▶ _Problem requirements_
In this exercise, restate the listing word for word.

+ + + + + + +

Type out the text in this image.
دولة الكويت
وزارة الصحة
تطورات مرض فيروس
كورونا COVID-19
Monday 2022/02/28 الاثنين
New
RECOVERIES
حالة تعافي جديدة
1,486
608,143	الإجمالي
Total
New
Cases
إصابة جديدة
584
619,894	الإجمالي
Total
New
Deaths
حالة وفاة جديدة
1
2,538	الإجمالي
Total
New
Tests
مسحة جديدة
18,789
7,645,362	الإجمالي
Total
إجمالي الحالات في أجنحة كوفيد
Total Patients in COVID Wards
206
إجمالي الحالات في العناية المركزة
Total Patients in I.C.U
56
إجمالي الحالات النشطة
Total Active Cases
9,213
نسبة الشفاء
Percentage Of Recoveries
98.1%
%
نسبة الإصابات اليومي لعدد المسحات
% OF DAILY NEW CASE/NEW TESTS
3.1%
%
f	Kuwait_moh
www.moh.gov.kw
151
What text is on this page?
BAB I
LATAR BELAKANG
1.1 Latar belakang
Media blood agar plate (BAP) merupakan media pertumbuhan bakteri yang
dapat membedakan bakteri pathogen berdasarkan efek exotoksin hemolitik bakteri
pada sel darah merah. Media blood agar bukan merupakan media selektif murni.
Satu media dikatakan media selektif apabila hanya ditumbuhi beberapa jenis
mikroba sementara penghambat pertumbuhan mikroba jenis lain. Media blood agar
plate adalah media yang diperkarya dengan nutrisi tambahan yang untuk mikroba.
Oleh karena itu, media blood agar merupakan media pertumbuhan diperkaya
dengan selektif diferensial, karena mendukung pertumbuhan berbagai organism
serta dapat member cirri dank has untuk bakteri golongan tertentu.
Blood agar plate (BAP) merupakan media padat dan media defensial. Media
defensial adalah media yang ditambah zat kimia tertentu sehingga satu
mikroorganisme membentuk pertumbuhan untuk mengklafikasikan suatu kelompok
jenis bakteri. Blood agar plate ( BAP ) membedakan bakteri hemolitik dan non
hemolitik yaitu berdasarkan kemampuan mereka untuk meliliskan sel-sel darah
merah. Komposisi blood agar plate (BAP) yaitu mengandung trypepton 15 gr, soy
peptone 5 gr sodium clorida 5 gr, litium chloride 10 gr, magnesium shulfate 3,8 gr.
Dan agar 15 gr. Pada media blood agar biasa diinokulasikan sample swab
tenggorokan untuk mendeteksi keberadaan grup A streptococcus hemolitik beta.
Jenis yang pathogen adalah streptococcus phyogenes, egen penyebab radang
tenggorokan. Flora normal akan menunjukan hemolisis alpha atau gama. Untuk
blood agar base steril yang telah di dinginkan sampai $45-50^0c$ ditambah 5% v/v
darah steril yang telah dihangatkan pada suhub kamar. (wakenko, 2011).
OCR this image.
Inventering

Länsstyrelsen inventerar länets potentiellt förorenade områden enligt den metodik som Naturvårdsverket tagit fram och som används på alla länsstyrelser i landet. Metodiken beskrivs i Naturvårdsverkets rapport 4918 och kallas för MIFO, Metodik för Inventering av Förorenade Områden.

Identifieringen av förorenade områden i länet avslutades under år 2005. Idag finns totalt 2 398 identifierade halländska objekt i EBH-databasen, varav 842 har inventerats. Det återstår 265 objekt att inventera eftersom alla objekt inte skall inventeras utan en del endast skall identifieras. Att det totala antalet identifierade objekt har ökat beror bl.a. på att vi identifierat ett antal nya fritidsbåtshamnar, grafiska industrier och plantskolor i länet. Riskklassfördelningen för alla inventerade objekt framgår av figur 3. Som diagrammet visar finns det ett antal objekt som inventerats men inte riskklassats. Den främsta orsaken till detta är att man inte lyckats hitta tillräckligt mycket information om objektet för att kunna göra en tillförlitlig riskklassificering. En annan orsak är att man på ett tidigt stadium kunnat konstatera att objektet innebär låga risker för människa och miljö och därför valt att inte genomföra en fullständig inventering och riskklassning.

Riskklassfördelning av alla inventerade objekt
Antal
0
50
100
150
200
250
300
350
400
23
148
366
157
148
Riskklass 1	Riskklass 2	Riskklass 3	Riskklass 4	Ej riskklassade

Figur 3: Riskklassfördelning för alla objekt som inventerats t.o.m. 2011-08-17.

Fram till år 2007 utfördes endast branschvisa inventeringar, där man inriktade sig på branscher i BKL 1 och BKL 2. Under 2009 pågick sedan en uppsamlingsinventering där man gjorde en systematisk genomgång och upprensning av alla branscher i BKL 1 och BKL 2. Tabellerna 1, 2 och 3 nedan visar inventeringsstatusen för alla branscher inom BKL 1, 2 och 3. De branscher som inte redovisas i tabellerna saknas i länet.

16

+ + + + + + +

▶ _Solution to this problem_
Type out the text in this image.
دولة الكويت
وزارة الصحة
تطورات مرض فيروس
كورونا COVID-19
Monday 2022/02/28 الاثنين
New
RECOVERIES
حالة تعافي جديدة
1,486
608,143	الإجمالي
Total
New
Cases
إصابة جديدة
584
619,894	الإجمالي
Total
New
Deaths
حالة وفاة جديدة
1
2,538	الإجمالي
Total
New
Tests
مسحة جديدة
18,789
7,645,362	الإجمالي
Total
إجمالي الحالات في أجنحة كوفيد
Total Patients in COVID Wards
206
إجمالي الحالات في العناية المركزة
Total Patients in I.C.U
56
إجمالي الحالات النشطة
Total Active Cases
9,213
نسبة الشفاء
Percentage Of Recoveries
98.1%
%
نسبة الإصابات اليومي لعدد المسحات
% OF DAILY NEW CASE/NEW TESTS
3.1%
%
f	Kuwait_moh
www.moh.gov.kw
151
What text is on this page?
BAB I
LATAR BELAKANG
1.1 Latar belakang
Media blood agar plate (BAP) merupakan media pertumbuhan bakteri yang
dapat membedakan bakteri pathogen berdasarkan efek exotoksin hemolitik bakteri
pada sel darah merah. Media blood agar bukan merupakan media selektif murni.
Satu media dikatakan media selektif apabila hanya ditumbuhi beberapa jenis
mikroba sementara penghambat pertumbuhan mikroba jenis lain. Media blood agar
plate adalah media yang diperkarya dengan nutrisi tambahan yang untuk mikroba.
Oleh karena itu, media blood agar merupakan media pertumbuhan diperkaya
dengan selektif diferensial, karena mendukung pertumbuhan berbagai organism
serta dapat member cirri dank has untuk bakteri golongan tertentu.
Blood agar plate (BAP) merupakan media padat dan media defensial. Media
defensial adalah media yang ditambah zat kimia tertentu sehingga satu
mikroorganisme membentuk pertumbuhan untuk mengklafikasikan suatu kelompok
jenis bakteri. Blood agar plate ( BAP ) membedakan bakteri hemolitik dan non
hemolitik yaitu berdasarkan kemampuan mereka untuk meliliskan sel-sel darah
merah. Komposisi blood agar plate (BAP) yaitu mengandung trypepton 15 gr, soy
peptone 5 gr sodium clorida 5 gr, litium chloride 10 gr, magnesium shulfate 3,8 gr.
Dan agar 15 gr. Pada media blood agar biasa diinokulasikan sample swab
tenggorokan untuk mendeteksi keberadaan grup A streptococcus hemolitik beta.
Jenis yang pathogen adalah streptococcus phyogenes, egen penyebab radang
tenggorokan. Flora normal akan menunjukan hemolisis alpha atau gama. Untuk
blood agar base steril yang telah di dinginkan sampai $45-50^0c$ ditambah 5% v/v
darah steril yang telah dihangatkan pada suhub kamar. (wakenko, 2011).
OCR this image.
Inventering

Länsstyrelsen inventerar länets potentiellt förorenade områden enligt den metodik som Naturvårdsverket tagit fram och som används på alla länsstyrelser i landet. Metodiken beskrivs i Naturvårdsverkets rapport 4918 och kallas för MIFO, Metodik för Inventering av Förorenade Områden.

Identifieringen av förorenade områden i länet avslutades under år 2005. Idag finns totalt 2 398 identifierade halländska objekt i EBH-databasen, varav 842 har inventerats. Det återstår 265 objekt att inventera eftersom alla objekt inte skall inventeras utan en del endast skall identifieras. Att det totala antalet identifierade objekt har ökat beror bl.a. på att vi identifierat ett antal nya fritidsbåtshamnar, grafiska industrier och plantskolor i länet. Riskklassfördelningen för alla inventerade objekt framgår av figur 3. Som diagrammet visar finns det ett antal objekt som inventerats men inte riskklassats. Den främsta orsaken till detta är att man inte lyckats hitta tillräckligt mycket information om objektet för att kunna göra en tillförlitlig riskklassificering. En annan orsak är att man på ett tidigt stadium kunnat konstatera att objektet innebär låga risker för människa och miljö och därför valt att inte genomföra en fullständig inventering och riskklassning.

Riskklassfördelning av alla inventerade objekt
Antal
0
50
100
150
200
250
300
350
400
23
148
366
157
148
Riskklass 1	Riskklass 2	Riskklass 3	Riskklass 4	Ej riskklassade

Figur 3: Riskklassfördelning för alla objekt som inventerats t.o.m. 2011-08-17.

Fram till år 2007 utfördes endast branschvisa inventeringar, där man inriktade sig på branscher i BKL 1 och BKL 2. Under 2009 pågick sedan en uppsamlingsinventering där man gjorde en systematisk genomgång och upprensning av alla branscher i BKL 1 och BKL 2. Tabellerna 1, 2 och 3 nedan visar inventeringsstatusen för alla branscher inom BKL 1, 2 och 3. De branscher som inte redovisas i tabellerna saknas i länet.

16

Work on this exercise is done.